(Saved data entries)
--

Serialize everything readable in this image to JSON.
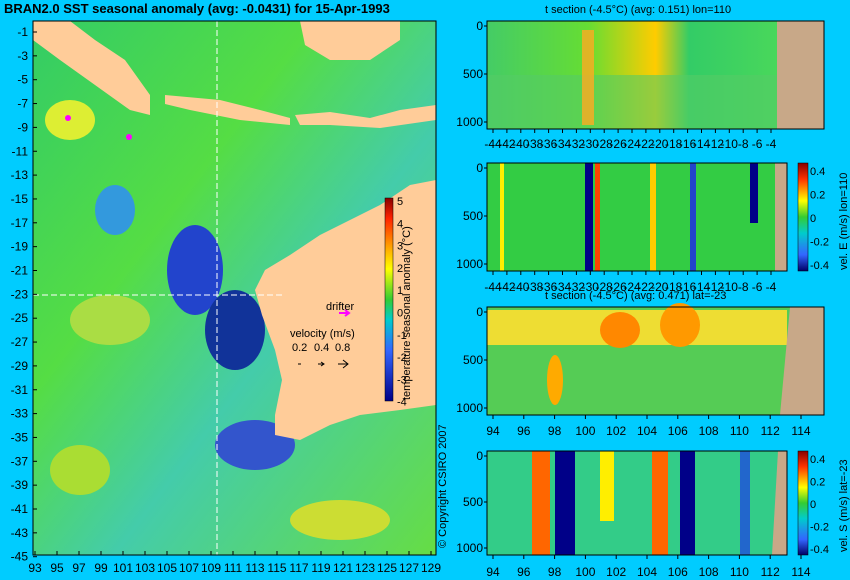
{
  "chart_data": [
    {
      "type": "heatmap",
      "title": "BRAN2.0 SST seasonal anomaly (avg: -0.0431) for 15-Apr-1993",
      "x_ticks": [
        "93",
        "95",
        "97",
        "99",
        "101",
        "103",
        "105",
        "107",
        "109",
        "111",
        "113",
        "115",
        "117",
        "119",
        "121",
        "123",
        "125",
        "127",
        "129"
      ],
      "y_ticks": [
        "-1",
        "-3",
        "-5",
        "-7",
        "-9",
        "-11",
        "-13",
        "-15",
        "-17",
        "-19",
        "-21",
        "-23",
        "-25",
        "-27",
        "-29",
        "-31",
        "-33",
        "-35",
        "-37",
        "-39",
        "-41",
        "-43",
        "-45"
      ],
      "colorbar": {
        "label": "temperature seasonal anomaly (°C)",
        "ticks": [
          "5",
          "4",
          "3",
          "2",
          "1",
          "0",
          "-1",
          "-2",
          "-3",
          "-4"
        ],
        "range": [
          -4,
          5
        ]
      },
      "legend": {
        "drifter": "drifter",
        "velocity_title": "velocity (m/s)",
        "velocity_values": [
          "0.2",
          "0.4",
          "0.8"
        ]
      },
      "section_lines": {
        "lon": 110,
        "lat": -23
      },
      "copyright": "© Copyright CSIRO 2007"
    },
    {
      "type": "heatmap",
      "title": "t section (-4.5°C) (avg: 0.151) lon=110",
      "x_ticks": [
        "-44",
        "-42",
        "-40",
        "-38",
        "-36",
        "-34",
        "-32",
        "-30",
        "-28",
        "-26",
        "-24",
        "-22",
        "-20",
        "-18",
        "-16",
        "-14",
        "-12",
        "-10",
        "-8",
        "-6",
        "-4"
      ],
      "y_ticks": [
        "0",
        "500",
        "1000"
      ]
    },
    {
      "type": "heatmap",
      "title": "",
      "x_ticks": [
        "-44",
        "-42",
        "-40",
        "-38",
        "-36",
        "-34",
        "-32",
        "-30",
        "-28",
        "-26",
        "-24",
        "-22",
        "-20",
        "-18",
        "-16",
        "-14",
        "-12",
        "-10",
        "-8",
        "-6",
        "-4"
      ],
      "y_ticks": [
        "0",
        "500",
        "1000"
      ],
      "colorbar": {
        "label": "vel. E (m/s) lon=110",
        "ticks": [
          "0.4",
          "0.2",
          "0",
          "-0.2",
          "-0.4"
        ],
        "range": [
          -0.4,
          0.4
        ]
      }
    },
    {
      "type": "heatmap",
      "title": "t section (-4.5°C) (avg: 0.471) lat=-23",
      "x_ticks": [
        "94",
        "96",
        "98",
        "100",
        "102",
        "104",
        "106",
        "108",
        "110",
        "112",
        "114"
      ],
      "y_ticks": [
        "0",
        "500",
        "1000"
      ]
    },
    {
      "type": "heatmap",
      "title": "",
      "x_ticks": [
        "94",
        "96",
        "98",
        "100",
        "102",
        "104",
        "106",
        "108",
        "110",
        "112",
        "114"
      ],
      "y_ticks": [
        "0",
        "500",
        "1000"
      ],
      "colorbar": {
        "label": "vel. S (m/s) lat=-23",
        "ticks": [
          "0.4",
          "0.2",
          "0",
          "-0.2",
          "-0.4"
        ],
        "range": [
          -0.4,
          0.4
        ]
      }
    }
  ]
}
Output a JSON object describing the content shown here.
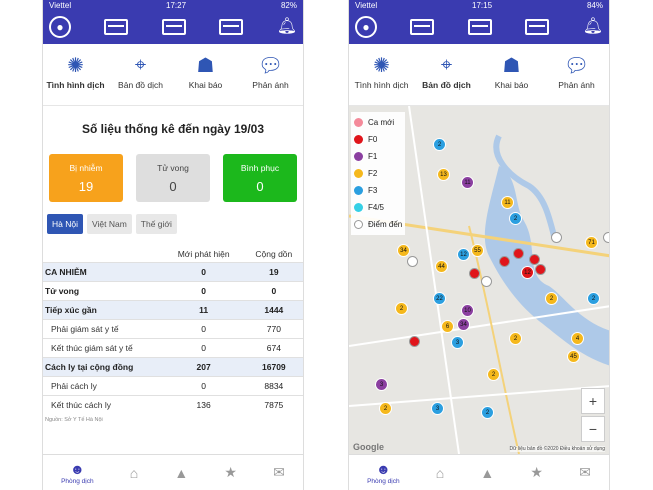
{
  "status_left": {
    "carrier": "Viettel",
    "time": "17:27",
    "battery": "82%"
  },
  "status_right": {
    "carrier": "Viettel",
    "time": "17:15",
    "battery": "84%"
  },
  "nav": [
    "Tình hình dịch",
    "Bản đồ dịch",
    "Khai báo",
    "Phản ánh"
  ],
  "title": "Số liệu thống kê đến ngày 19/03",
  "cards": [
    {
      "label": "Bị nhiễm",
      "value": "19",
      "color": "#f7a21c"
    },
    {
      "label": "Tử vong",
      "value": "0",
      "color": "#dedede"
    },
    {
      "label": "Bình phục",
      "value": "0",
      "color": "#1cb81c"
    }
  ],
  "tabs": [
    "Hà Nội",
    "Việt Nam",
    "Thế giới"
  ],
  "table": {
    "headers": [
      "",
      "Mới phát hiện",
      "Cộng dồn"
    ],
    "rows": [
      [
        "CA NHIỄM",
        "0",
        "19"
      ],
      [
        "Tử vong",
        "0",
        "0"
      ],
      [
        "Tiếp xúc gần",
        "11",
        "1444"
      ],
      [
        "Phải giám sát y tế",
        "0",
        "770"
      ],
      [
        "Kết thúc giám sát y tế",
        "0",
        "674"
      ],
      [
        "Cách ly tại cộng đồng",
        "207",
        "16709"
      ],
      [
        "Phải cách ly",
        "0",
        "8834"
      ],
      [
        "Kết thúc cách ly",
        "136",
        "7875"
      ]
    ]
  },
  "source": "Nguồn: Sở Y Tế Hà Nội",
  "bottom_label": "Phòng dịch",
  "legend": [
    {
      "label": "Ca mới",
      "color": "#f48a9a"
    },
    {
      "label": "F0",
      "color": "#e0151b"
    },
    {
      "label": "F1",
      "color": "#8b3fa0"
    },
    {
      "label": "F2",
      "color": "#f5b81c"
    },
    {
      "label": "F3",
      "color": "#2b9fe0"
    },
    {
      "label": "F4/5",
      "color": "#35d0e6"
    },
    {
      "label": "Điểm đến",
      "color": "#ffffff"
    }
  ],
  "map": {
    "zoom_in": "+",
    "zoom_out": "−",
    "footer": "Dữ liệu bản đồ ©2020   Điều khoản sử dụng",
    "google": "Google",
    "markers": [
      {
        "t": "2",
        "c": "#2b9fe0"
      },
      {
        "t": "13",
        "c": "#f5b81c"
      },
      {
        "t": "11",
        "c": "#8b3fa0"
      },
      {
        "t": "11",
        "c": "#f5b81c"
      },
      {
        "t": "2",
        "c": "#2b9fe0"
      },
      {
        "t": "12",
        "c": "#2b9fe0"
      },
      {
        "t": "55",
        "c": "#f5b81c"
      },
      {
        "t": "34",
        "c": "#f5b81c"
      },
      {
        "t": "44",
        "c": "#f5b81c"
      },
      {
        "t": "71",
        "c": "#f5b81c"
      },
      {
        "t": "12",
        "c": "#e0151b"
      },
      {
        "t": "22",
        "c": "#2b9fe0"
      },
      {
        "t": "2",
        "c": "#f5b81c"
      },
      {
        "t": "10",
        "c": "#8b3fa0"
      },
      {
        "t": "2",
        "c": "#2b9fe0"
      },
      {
        "t": "2",
        "c": "#f5b81c"
      },
      {
        "t": "6",
        "c": "#f5b81c"
      },
      {
        "t": "34",
        "c": "#8b3fa0"
      },
      {
        "t": "3",
        "c": "#2b9fe0"
      },
      {
        "t": "2",
        "c": "#f5b81c"
      },
      {
        "t": "4",
        "c": "#f5b81c"
      },
      {
        "t": "45",
        "c": "#f5b81c"
      },
      {
        "t": "2",
        "c": "#f5b81c"
      },
      {
        "t": "3",
        "c": "#2b9fe0"
      },
      {
        "t": "3",
        "c": "#8b3fa0"
      },
      {
        "t": "2",
        "c": "#2b9fe0"
      },
      {
        "t": "2",
        "c": "#f5b81c"
      }
    ]
  }
}
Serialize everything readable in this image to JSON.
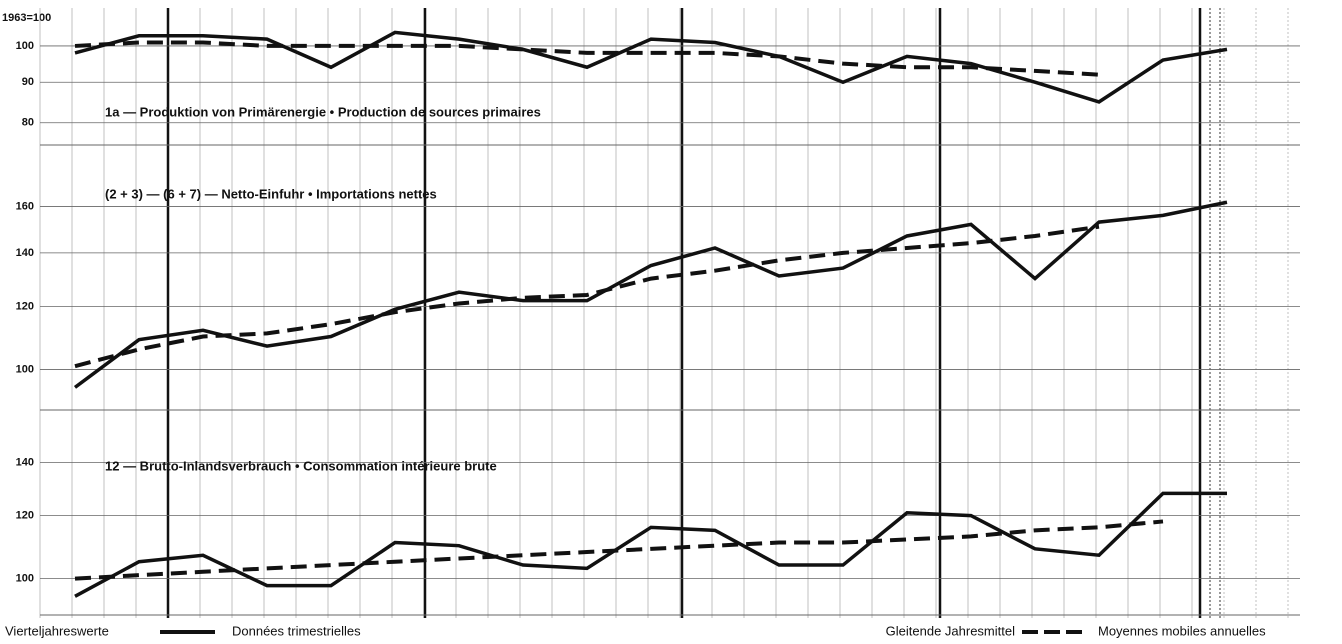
{
  "index_base": "1963=100",
  "legend": [
    {
      "left": "Vierteljahreswerte",
      "right": "Données trimestrielles",
      "style": "solid"
    },
    {
      "left": "Gleitende Jahresmittel",
      "right": "Moyennes mobiles annuelles",
      "style": "dashed"
    }
  ],
  "chart_data": [
    {
      "type": "line",
      "title": "1a — Produktion von Primärenergie • Production de sources primaires",
      "log_scale": true,
      "grid": true,
      "categories": [
        null,
        null,
        null,
        null,
        null,
        null,
        null,
        null,
        null,
        null,
        null,
        null,
        null,
        null,
        null,
        null,
        null,
        null,
        null
      ],
      "ylim": [
        75,
        111
      ],
      "yticks": [
        80,
        90,
        100
      ],
      "series": [
        {
          "style": "solid",
          "color": "#111111",
          "values": [
            98,
            103,
            103,
            102,
            94,
            104,
            102,
            99,
            94,
            102,
            101,
            97,
            90,
            97,
            95,
            90,
            85,
            96,
            99
          ]
        },
        {
          "style": "dashed",
          "color": "#111111",
          "values": [
            100,
            101,
            101,
            100,
            100,
            100,
            100,
            99,
            98,
            98,
            98,
            97,
            95,
            94,
            94,
            93,
            92,
            null,
            null
          ]
        }
      ]
    },
    {
      "type": "line",
      "title": "(2 + 3) — (6 + 7) — Netto-Einfuhr • Importations nettes",
      "log_scale": true,
      "grid": true,
      "categories": [
        null,
        null,
        null,
        null,
        null,
        null,
        null,
        null,
        null,
        null,
        null,
        null,
        null,
        null,
        null,
        null,
        null,
        null,
        null
      ],
      "ylim": [
        89,
        183
      ],
      "yticks": [
        100,
        120,
        140,
        160
      ],
      "series": [
        {
          "style": "solid",
          "color": "#111111",
          "values": [
            95,
            109,
            112,
            107,
            110,
            119,
            125,
            122,
            122,
            135,
            142,
            131,
            134,
            147,
            152,
            130,
            153,
            156,
            162
          ]
        },
        {
          "style": "dashed",
          "color": "#111111",
          "values": [
            101,
            106,
            110,
            111,
            114,
            118,
            121,
            123,
            124,
            130,
            133,
            137,
            140,
            142,
            144,
            147,
            151,
            null,
            null
          ]
        }
      ]
    },
    {
      "type": "line",
      "title": "12 — Brutto-Inlandsverbrauch • Consommation intérieure brute",
      "log_scale": true,
      "grid": true,
      "categories": [
        null,
        null,
        null,
        null,
        null,
        null,
        null,
        null,
        null,
        null,
        null,
        null,
        null,
        null,
        null,
        null,
        null,
        null,
        null
      ],
      "ylim": [
        90,
        156
      ],
      "yticks": [
        100,
        120,
        140
      ],
      "series": [
        {
          "style": "solid",
          "color": "#111111",
          "values": [
            95,
            105,
            107,
            98,
            98,
            111,
            110,
            104,
            103,
            116,
            115,
            104,
            104,
            121,
            120,
            109,
            107,
            128,
            128
          ]
        },
        {
          "style": "dashed",
          "color": "#111111",
          "values": [
            100,
            101,
            102,
            103,
            104,
            105,
            106,
            107,
            108,
            109,
            110,
            111,
            111,
            112,
            113,
            115,
            116,
            118,
            null
          ]
        }
      ]
    }
  ]
}
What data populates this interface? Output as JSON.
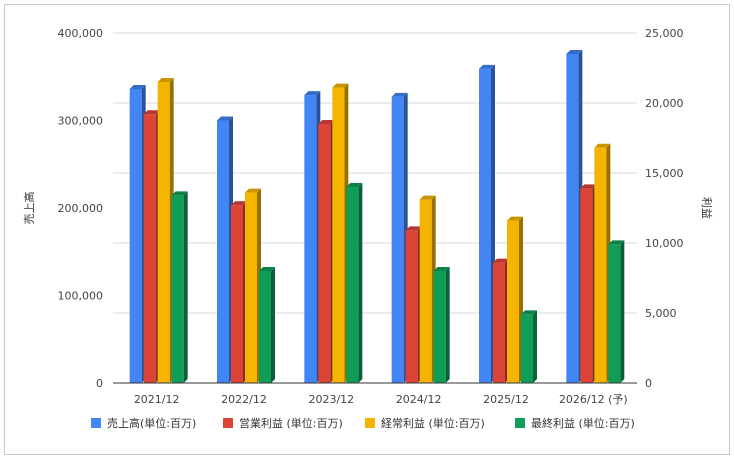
{
  "chart_data": {
    "type": "bar",
    "categories": [
      "2021/12",
      "2022/12",
      "2023/12",
      "2024/12",
      "2025/12",
      "2026/12 (予)"
    ],
    "ylabel_left": "売上高",
    "ylabel_right": "利益",
    "ylim_left": [
      0,
      400000
    ],
    "ylim_right": [
      0,
      25000
    ],
    "yticks_left": [
      "0",
      "100,000",
      "200,000",
      "300,000",
      "400,000"
    ],
    "yticks_right": [
      "0",
      "5,000",
      "10,000",
      "15,000",
      "20,000",
      "25,000"
    ],
    "grid": true,
    "legend_position": "bottom",
    "series": [
      {
        "name": "売上高(単位:百万)",
        "axis": "left",
        "color": "#4285F4",
        "values": [
          336000,
          300000,
          329000,
          327000,
          359000,
          376000
        ]
      },
      {
        "name": "営業利益 (単位:百万)",
        "axis": "right",
        "color": "#DB4437",
        "values": [
          19200,
          12700,
          18500,
          10900,
          8600,
          13900
        ]
      },
      {
        "name": "経常利益 (単位:百万)",
        "axis": "right",
        "color": "#F4B400",
        "values": [
          21500,
          13600,
          21100,
          13100,
          11600,
          16800
        ]
      },
      {
        "name": "最終利益 (単位:百万)",
        "axis": "right",
        "color": "#0F9D58",
        "values": [
          13400,
          8000,
          14000,
          8000,
          4900,
          9900
        ]
      }
    ]
  }
}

--

- _What is required_:
Using the listing above, show every line that includes the string "Output".

- _Answer to this exercise_:
Output a JSON object describing the content shown here.
What data populates this interface? Output as JSON.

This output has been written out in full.